- _WHAT IS EXPECTED_
Report all lines from the entries below in which "JSON" appears.
=== DATA PROVIDED ===
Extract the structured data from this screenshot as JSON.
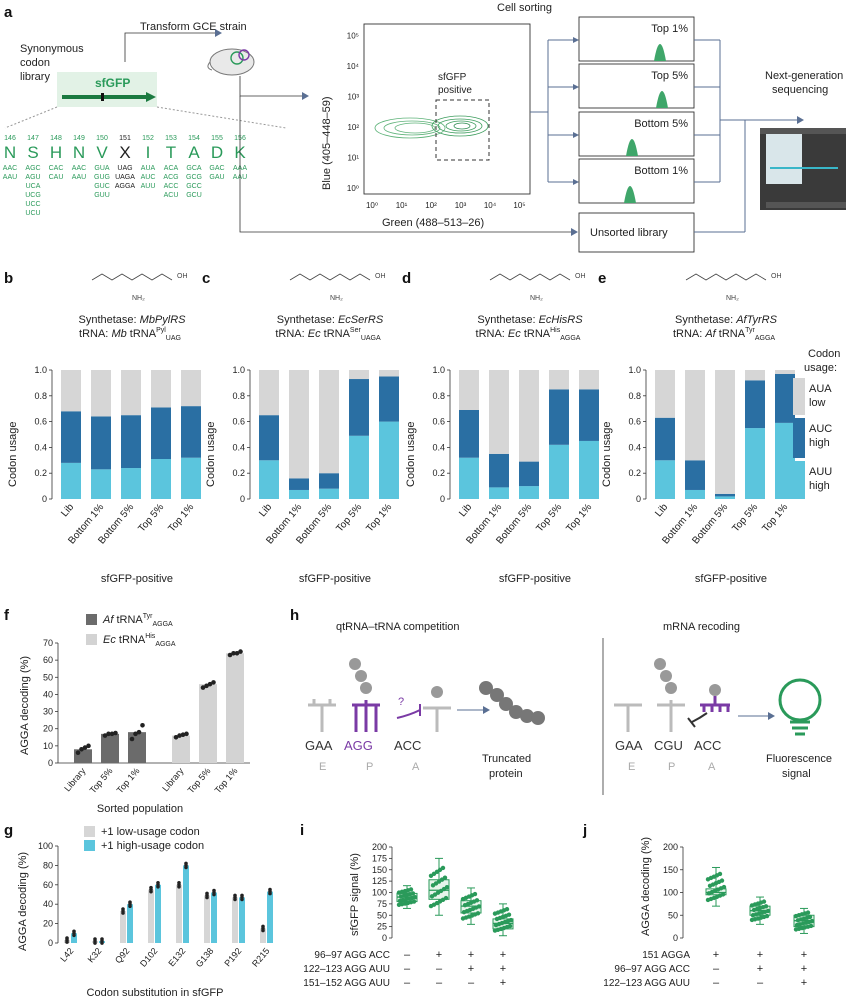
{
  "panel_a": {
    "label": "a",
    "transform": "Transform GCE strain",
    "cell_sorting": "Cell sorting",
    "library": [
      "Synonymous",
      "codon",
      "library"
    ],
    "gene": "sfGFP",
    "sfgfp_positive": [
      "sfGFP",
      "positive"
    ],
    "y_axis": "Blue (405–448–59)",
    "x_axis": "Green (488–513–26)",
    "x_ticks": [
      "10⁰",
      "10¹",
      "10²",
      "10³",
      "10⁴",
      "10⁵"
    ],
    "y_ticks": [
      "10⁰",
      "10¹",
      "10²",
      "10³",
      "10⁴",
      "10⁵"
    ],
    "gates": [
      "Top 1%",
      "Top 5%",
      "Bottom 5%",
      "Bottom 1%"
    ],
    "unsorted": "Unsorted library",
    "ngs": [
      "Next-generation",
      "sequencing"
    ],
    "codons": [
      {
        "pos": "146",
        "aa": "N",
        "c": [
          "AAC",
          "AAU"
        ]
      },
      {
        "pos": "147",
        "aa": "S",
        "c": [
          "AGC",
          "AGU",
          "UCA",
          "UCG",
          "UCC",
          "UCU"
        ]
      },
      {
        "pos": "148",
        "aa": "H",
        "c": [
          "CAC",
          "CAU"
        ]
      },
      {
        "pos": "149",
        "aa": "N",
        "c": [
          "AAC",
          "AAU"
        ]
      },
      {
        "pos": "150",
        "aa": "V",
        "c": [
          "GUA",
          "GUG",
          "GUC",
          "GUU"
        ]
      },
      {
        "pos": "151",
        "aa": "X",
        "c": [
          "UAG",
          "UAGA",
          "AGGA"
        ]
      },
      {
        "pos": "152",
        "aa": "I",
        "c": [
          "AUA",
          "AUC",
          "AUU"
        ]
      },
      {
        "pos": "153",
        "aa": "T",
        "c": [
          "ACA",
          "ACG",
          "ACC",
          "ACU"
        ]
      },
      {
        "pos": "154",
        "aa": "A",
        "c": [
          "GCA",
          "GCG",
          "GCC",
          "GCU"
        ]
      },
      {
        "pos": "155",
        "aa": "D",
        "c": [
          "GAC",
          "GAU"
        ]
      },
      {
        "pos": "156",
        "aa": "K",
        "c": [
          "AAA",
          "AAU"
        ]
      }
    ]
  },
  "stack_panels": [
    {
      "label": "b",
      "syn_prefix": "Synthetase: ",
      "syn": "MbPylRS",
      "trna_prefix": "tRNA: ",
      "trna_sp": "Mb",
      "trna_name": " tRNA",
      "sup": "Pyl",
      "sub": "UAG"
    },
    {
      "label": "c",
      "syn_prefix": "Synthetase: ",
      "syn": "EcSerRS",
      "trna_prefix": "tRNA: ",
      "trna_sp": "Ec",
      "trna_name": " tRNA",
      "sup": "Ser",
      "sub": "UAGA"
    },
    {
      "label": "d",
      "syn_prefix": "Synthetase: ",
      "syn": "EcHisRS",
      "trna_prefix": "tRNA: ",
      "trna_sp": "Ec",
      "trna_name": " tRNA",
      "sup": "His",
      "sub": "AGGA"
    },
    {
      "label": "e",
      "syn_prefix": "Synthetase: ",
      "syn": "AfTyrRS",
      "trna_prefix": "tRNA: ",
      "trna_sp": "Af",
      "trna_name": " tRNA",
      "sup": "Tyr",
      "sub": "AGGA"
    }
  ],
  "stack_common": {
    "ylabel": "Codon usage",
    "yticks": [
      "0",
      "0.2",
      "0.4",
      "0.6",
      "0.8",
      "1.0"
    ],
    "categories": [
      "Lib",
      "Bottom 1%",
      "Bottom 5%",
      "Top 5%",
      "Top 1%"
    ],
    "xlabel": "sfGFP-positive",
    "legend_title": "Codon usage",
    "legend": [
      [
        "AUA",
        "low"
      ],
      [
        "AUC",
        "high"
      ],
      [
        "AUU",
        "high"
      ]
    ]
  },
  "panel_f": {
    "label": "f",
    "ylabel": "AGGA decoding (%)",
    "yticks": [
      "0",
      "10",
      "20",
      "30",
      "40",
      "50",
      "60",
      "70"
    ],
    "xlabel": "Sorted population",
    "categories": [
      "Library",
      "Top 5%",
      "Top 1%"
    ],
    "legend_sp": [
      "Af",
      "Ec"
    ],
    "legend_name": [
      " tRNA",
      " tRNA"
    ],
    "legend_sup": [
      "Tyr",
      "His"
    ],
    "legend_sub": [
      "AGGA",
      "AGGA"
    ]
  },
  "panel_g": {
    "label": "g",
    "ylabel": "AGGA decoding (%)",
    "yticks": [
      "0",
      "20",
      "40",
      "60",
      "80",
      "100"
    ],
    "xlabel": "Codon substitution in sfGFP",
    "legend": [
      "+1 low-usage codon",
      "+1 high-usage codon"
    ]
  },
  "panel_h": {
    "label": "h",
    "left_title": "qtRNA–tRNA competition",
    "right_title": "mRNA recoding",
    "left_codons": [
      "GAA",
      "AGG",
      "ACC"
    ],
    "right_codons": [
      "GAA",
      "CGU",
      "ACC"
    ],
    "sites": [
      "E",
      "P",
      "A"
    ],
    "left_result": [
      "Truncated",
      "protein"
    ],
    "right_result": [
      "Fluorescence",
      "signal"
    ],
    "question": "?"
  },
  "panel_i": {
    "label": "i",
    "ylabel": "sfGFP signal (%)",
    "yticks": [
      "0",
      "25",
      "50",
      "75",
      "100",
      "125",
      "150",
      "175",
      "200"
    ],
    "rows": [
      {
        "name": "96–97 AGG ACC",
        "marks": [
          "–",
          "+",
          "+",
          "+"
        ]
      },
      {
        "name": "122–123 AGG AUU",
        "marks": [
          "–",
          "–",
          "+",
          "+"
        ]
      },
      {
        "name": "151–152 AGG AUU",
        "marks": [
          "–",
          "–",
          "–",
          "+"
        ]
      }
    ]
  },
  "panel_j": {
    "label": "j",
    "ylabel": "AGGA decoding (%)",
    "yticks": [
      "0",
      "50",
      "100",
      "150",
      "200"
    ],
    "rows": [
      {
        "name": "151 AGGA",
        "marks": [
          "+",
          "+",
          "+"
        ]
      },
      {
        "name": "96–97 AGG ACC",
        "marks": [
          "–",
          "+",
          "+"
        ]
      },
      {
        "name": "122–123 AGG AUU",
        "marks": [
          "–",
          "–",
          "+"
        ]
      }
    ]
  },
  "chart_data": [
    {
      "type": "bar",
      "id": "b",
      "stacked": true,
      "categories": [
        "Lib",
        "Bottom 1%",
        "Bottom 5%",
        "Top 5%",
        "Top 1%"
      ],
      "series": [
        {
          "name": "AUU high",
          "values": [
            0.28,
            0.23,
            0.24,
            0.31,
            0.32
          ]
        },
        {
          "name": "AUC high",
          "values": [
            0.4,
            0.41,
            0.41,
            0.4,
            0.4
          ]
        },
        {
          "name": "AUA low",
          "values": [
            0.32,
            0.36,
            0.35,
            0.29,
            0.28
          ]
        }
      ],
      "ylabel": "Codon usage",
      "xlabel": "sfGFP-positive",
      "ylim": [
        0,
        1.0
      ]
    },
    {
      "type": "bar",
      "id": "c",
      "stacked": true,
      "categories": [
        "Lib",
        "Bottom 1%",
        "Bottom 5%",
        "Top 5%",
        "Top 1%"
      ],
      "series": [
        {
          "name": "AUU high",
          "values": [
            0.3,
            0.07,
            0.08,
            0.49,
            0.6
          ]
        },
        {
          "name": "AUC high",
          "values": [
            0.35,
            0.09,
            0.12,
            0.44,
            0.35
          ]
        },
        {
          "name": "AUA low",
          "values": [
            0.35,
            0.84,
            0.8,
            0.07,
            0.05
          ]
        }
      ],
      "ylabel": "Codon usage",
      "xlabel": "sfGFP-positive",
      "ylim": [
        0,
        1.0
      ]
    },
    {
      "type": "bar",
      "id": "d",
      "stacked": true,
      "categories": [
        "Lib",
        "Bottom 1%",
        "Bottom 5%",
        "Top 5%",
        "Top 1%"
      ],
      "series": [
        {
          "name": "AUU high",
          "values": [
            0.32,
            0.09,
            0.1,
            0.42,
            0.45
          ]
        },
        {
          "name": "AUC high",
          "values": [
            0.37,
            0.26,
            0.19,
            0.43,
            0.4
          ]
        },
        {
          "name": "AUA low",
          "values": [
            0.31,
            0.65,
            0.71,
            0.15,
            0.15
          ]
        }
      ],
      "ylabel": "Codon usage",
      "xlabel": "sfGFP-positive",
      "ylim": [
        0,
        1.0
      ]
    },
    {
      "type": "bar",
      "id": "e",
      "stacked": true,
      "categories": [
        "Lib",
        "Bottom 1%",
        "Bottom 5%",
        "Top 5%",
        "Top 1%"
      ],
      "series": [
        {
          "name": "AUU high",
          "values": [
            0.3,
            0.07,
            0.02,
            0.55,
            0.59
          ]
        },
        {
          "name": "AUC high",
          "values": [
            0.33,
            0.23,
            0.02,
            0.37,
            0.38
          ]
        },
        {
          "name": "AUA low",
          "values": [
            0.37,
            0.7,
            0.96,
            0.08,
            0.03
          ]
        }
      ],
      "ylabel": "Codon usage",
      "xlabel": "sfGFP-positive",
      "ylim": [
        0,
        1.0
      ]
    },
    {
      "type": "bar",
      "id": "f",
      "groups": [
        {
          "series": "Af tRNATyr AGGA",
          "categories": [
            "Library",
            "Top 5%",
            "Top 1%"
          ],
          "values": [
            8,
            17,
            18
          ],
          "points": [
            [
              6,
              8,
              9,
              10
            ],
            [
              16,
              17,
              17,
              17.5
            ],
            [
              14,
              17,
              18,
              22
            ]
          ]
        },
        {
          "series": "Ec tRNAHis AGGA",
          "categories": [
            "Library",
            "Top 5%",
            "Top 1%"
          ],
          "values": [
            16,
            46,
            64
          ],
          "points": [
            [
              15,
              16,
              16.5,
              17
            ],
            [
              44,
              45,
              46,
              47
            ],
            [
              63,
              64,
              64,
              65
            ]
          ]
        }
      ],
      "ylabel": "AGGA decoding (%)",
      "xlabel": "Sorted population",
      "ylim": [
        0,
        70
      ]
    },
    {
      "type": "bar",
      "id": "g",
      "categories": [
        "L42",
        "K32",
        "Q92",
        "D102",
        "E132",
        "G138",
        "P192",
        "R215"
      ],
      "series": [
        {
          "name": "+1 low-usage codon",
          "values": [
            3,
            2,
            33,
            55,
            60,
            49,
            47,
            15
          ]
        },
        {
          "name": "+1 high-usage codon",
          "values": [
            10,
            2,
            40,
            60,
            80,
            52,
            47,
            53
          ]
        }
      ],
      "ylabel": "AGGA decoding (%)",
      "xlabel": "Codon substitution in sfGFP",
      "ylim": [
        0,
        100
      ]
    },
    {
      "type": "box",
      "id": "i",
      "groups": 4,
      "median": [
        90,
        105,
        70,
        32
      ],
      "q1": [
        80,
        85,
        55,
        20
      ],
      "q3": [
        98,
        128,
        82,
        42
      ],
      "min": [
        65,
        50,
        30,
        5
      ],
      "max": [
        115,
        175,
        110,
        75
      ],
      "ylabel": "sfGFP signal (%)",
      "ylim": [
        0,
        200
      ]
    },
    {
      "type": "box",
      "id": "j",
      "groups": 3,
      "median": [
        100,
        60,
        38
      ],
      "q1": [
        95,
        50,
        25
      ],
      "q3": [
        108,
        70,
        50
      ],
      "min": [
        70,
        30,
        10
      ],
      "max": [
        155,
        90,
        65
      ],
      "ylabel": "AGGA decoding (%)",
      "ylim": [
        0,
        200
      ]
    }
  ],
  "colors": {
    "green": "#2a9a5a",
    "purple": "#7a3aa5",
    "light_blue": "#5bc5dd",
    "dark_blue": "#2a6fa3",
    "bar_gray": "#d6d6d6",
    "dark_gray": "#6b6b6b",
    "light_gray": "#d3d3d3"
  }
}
===
=== DATA PROVIDED ===
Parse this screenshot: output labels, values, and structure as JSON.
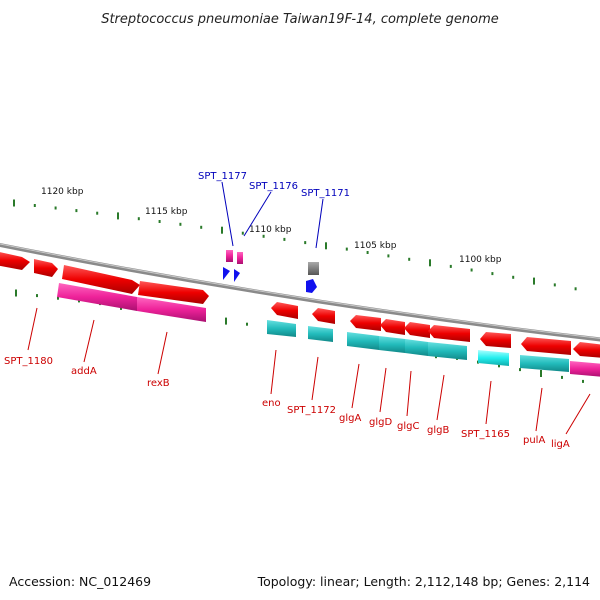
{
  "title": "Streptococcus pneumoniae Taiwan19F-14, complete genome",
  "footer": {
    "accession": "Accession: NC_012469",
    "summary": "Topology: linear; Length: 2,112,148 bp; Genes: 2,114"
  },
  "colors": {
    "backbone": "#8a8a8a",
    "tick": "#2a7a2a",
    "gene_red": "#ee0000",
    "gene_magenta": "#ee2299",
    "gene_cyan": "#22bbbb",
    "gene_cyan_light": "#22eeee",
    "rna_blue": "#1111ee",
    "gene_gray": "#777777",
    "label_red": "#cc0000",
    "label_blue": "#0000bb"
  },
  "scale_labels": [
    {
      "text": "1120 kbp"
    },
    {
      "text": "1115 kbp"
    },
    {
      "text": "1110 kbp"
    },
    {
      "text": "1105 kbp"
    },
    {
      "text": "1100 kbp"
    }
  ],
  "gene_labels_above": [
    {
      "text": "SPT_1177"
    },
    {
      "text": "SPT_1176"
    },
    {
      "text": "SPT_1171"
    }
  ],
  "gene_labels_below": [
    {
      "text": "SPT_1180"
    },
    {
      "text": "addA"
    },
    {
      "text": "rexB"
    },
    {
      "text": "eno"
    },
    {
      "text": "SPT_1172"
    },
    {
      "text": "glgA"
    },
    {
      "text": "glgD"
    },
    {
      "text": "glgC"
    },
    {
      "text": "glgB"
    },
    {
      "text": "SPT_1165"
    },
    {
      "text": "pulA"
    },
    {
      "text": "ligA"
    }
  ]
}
===
=== DATA PROVIDED ===
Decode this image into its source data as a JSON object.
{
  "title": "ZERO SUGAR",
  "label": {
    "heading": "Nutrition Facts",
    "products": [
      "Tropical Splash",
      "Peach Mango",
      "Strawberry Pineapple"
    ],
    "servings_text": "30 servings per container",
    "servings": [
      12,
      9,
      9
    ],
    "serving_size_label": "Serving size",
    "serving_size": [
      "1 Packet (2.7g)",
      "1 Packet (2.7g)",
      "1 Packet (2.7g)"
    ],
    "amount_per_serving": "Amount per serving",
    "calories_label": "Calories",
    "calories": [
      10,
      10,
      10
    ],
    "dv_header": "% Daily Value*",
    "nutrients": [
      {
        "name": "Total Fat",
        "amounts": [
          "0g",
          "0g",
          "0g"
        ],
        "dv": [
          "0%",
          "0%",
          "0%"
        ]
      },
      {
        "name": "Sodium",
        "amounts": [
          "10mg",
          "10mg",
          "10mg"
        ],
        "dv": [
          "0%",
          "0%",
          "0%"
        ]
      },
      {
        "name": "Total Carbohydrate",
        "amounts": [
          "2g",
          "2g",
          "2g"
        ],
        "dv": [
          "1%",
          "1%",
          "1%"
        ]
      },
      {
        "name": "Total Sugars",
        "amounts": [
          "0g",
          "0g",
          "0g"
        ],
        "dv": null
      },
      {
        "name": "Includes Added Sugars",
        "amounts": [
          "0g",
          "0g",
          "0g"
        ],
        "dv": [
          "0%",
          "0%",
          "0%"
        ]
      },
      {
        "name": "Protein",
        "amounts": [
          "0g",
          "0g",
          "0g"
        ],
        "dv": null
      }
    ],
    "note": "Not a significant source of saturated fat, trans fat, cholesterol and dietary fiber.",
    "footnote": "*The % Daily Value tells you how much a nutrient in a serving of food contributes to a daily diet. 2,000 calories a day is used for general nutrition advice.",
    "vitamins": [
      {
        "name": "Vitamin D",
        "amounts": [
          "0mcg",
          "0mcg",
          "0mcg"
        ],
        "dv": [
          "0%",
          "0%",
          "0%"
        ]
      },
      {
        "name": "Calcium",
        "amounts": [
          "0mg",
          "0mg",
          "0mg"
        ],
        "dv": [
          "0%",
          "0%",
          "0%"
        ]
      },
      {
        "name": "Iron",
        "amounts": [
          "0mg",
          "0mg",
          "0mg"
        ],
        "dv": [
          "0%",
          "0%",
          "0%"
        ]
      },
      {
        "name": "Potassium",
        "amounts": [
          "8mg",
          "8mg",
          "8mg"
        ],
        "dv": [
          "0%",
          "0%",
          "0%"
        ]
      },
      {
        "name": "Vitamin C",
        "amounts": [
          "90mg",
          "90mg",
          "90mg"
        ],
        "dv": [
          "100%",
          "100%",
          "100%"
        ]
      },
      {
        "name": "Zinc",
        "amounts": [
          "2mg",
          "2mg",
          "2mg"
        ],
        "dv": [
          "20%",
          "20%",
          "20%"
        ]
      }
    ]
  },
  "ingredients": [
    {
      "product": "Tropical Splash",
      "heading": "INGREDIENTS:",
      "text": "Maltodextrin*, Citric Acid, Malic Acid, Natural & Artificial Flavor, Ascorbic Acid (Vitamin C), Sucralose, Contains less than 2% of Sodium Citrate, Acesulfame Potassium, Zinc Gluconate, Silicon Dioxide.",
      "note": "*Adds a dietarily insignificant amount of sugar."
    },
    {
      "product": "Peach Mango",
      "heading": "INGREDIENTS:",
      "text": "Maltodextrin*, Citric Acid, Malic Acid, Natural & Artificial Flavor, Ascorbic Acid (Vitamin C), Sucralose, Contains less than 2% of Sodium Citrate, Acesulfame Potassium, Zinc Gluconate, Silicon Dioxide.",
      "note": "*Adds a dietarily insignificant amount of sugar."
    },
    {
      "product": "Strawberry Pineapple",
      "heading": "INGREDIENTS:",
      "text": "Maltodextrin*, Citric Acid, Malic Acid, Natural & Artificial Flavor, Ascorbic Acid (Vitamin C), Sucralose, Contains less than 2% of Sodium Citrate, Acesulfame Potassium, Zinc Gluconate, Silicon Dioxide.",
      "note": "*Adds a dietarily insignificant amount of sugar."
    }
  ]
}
===
- _OUTPUT_
Extract the structured data from this screenshot as JSON.
Parse this screenshot: output labels, values, and structure as JSON.
Decode this image into its source data as a JSON object.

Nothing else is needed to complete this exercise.